(Exercise):
Take every line where the string "ylabel" appears and copy it.

(Supplied records):
▶
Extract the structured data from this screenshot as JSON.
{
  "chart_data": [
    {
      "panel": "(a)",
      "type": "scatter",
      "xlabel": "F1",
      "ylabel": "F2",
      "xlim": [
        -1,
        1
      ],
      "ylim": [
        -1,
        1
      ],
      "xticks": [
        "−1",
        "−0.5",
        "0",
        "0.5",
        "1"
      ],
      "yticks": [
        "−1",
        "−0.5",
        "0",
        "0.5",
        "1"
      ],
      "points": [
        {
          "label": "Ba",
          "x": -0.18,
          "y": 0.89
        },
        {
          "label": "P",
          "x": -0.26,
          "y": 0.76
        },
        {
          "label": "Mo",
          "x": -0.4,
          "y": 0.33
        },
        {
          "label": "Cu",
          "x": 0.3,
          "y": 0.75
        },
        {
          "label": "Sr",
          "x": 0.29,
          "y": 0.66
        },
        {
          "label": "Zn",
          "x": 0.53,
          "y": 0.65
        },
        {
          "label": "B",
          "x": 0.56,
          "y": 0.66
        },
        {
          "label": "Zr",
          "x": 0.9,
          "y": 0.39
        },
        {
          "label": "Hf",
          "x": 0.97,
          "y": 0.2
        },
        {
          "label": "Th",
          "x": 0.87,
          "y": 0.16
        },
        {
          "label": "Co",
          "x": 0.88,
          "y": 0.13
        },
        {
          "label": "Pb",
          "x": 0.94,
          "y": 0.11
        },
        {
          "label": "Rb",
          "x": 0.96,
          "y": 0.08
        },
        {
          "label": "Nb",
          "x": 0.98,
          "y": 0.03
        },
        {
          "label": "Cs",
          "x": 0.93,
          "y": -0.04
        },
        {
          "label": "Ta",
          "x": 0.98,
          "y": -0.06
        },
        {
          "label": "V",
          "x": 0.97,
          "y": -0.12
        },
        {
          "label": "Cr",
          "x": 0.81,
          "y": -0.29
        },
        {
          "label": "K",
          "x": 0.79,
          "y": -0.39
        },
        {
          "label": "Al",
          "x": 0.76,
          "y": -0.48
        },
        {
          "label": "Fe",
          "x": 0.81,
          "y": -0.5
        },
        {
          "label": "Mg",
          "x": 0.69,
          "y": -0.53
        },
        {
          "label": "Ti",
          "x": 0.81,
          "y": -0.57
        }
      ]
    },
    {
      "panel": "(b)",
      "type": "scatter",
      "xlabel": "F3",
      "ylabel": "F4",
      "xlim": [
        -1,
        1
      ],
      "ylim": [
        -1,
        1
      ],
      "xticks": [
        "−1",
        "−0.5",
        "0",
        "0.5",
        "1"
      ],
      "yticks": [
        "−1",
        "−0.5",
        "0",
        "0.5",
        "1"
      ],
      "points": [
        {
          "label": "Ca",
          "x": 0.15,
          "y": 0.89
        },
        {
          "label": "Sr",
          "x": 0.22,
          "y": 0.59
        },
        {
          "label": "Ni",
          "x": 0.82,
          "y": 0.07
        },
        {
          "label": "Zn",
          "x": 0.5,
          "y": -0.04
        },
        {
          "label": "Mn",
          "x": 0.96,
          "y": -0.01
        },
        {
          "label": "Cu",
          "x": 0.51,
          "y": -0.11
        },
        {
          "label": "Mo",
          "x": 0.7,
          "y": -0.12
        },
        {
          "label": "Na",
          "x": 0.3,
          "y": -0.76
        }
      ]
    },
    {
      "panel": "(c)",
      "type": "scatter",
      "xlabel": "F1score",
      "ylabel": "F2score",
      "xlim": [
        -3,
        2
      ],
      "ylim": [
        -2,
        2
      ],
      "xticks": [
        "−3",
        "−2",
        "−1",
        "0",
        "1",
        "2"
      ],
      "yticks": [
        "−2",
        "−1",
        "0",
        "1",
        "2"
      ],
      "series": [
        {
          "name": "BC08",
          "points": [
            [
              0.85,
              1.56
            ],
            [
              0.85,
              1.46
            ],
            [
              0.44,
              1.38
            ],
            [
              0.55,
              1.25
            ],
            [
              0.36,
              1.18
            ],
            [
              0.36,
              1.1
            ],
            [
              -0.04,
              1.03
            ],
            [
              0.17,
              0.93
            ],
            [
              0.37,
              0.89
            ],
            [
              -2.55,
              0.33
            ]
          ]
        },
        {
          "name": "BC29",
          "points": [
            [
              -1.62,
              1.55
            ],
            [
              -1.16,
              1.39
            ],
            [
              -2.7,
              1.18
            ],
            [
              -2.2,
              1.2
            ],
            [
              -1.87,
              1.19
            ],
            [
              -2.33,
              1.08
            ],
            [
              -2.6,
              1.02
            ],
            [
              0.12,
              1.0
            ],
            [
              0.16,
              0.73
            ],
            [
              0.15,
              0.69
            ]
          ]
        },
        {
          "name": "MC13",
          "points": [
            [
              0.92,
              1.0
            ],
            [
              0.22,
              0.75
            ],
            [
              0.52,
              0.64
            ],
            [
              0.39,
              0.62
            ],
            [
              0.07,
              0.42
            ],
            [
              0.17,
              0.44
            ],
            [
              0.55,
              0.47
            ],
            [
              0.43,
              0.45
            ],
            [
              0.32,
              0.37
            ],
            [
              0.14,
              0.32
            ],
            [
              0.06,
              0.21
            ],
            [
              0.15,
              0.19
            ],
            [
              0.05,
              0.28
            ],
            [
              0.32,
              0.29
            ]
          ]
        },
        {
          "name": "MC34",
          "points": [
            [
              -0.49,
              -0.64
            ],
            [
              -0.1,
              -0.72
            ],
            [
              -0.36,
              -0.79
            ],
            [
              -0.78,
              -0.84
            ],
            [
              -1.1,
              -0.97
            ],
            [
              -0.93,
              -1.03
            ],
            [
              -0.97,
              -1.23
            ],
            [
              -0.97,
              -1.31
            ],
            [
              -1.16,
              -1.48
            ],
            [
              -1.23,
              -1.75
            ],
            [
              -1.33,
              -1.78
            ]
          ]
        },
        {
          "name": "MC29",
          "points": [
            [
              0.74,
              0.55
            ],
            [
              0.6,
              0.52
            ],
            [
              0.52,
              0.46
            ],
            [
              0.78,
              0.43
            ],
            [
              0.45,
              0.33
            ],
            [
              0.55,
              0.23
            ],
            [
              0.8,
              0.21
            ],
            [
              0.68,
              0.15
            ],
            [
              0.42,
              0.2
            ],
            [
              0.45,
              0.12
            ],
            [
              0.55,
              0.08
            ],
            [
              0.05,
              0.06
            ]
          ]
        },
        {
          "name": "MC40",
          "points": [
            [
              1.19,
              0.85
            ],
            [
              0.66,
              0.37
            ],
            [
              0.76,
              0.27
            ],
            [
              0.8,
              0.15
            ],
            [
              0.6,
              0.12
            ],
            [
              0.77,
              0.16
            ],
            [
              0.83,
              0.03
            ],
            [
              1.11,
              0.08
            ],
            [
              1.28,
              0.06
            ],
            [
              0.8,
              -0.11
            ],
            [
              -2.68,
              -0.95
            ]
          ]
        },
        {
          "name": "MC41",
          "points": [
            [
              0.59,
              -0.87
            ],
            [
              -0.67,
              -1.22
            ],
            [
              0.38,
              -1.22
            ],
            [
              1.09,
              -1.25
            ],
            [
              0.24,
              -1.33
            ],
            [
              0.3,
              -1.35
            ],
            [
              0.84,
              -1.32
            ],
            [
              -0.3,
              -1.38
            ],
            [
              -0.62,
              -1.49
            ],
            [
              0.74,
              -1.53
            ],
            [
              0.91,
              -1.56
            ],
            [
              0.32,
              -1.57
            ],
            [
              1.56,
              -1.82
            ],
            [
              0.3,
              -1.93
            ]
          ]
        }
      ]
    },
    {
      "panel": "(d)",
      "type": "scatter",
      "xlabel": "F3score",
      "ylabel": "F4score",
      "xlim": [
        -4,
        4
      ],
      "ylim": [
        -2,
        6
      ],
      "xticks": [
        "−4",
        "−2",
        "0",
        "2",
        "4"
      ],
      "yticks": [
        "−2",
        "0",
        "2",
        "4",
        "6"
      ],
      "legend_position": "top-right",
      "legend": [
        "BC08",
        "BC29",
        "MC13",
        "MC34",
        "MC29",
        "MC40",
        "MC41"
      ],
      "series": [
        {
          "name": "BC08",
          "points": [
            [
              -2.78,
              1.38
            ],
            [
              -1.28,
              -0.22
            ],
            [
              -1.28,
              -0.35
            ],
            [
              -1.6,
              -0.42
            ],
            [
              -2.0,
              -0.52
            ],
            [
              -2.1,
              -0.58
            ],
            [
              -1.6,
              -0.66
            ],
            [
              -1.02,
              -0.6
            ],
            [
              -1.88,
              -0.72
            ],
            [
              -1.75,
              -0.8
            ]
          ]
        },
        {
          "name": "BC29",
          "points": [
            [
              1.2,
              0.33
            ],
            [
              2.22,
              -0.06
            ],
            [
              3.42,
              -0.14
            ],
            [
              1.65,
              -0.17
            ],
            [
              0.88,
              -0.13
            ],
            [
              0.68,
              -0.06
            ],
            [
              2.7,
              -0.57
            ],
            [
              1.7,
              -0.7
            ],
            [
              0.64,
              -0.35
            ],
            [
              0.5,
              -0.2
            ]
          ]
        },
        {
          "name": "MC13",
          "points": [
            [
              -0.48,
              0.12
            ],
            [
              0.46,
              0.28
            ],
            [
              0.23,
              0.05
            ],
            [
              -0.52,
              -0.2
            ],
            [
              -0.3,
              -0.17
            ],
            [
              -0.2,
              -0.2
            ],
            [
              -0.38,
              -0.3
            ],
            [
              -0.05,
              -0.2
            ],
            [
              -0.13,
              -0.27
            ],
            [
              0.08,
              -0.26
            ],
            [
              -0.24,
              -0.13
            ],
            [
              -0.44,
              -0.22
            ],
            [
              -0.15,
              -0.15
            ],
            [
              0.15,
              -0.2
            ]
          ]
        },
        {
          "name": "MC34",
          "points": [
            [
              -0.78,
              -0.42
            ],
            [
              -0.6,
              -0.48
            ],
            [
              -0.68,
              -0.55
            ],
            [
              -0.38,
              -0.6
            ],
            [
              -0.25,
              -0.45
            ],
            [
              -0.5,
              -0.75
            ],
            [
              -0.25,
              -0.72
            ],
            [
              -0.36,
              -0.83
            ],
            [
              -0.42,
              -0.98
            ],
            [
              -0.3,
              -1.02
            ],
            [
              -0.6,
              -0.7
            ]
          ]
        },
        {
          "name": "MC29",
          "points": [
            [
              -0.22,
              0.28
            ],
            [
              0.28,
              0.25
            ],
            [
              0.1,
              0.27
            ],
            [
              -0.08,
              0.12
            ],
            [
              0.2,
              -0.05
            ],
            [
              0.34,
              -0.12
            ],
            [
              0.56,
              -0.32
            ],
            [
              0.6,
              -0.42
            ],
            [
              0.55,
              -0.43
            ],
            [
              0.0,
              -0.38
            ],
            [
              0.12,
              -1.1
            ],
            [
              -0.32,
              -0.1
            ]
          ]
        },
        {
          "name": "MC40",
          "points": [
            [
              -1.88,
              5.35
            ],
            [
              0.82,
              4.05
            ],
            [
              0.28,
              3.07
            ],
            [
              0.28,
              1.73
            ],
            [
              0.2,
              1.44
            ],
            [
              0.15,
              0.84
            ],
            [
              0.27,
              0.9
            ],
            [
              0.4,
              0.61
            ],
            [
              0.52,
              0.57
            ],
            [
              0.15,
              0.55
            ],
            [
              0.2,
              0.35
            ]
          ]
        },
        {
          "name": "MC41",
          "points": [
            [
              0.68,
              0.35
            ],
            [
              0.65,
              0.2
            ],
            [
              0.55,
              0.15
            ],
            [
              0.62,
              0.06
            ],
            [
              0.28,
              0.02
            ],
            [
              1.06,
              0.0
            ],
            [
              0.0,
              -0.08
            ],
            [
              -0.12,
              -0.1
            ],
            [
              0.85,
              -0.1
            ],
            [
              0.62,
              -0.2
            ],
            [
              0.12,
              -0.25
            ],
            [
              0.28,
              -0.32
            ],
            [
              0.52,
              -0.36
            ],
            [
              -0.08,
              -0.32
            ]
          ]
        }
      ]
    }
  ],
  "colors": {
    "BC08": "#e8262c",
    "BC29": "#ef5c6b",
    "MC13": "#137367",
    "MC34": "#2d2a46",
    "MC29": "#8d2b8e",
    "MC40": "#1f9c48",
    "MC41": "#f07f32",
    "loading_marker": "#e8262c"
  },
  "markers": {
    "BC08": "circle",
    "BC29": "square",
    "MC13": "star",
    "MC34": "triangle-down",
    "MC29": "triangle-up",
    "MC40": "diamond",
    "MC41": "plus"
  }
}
◀
(Task answer):
      "ylabel": "F2",
      "ylabel": "F4",
      "ylabel": "F2score",
      "ylabel": "F4score",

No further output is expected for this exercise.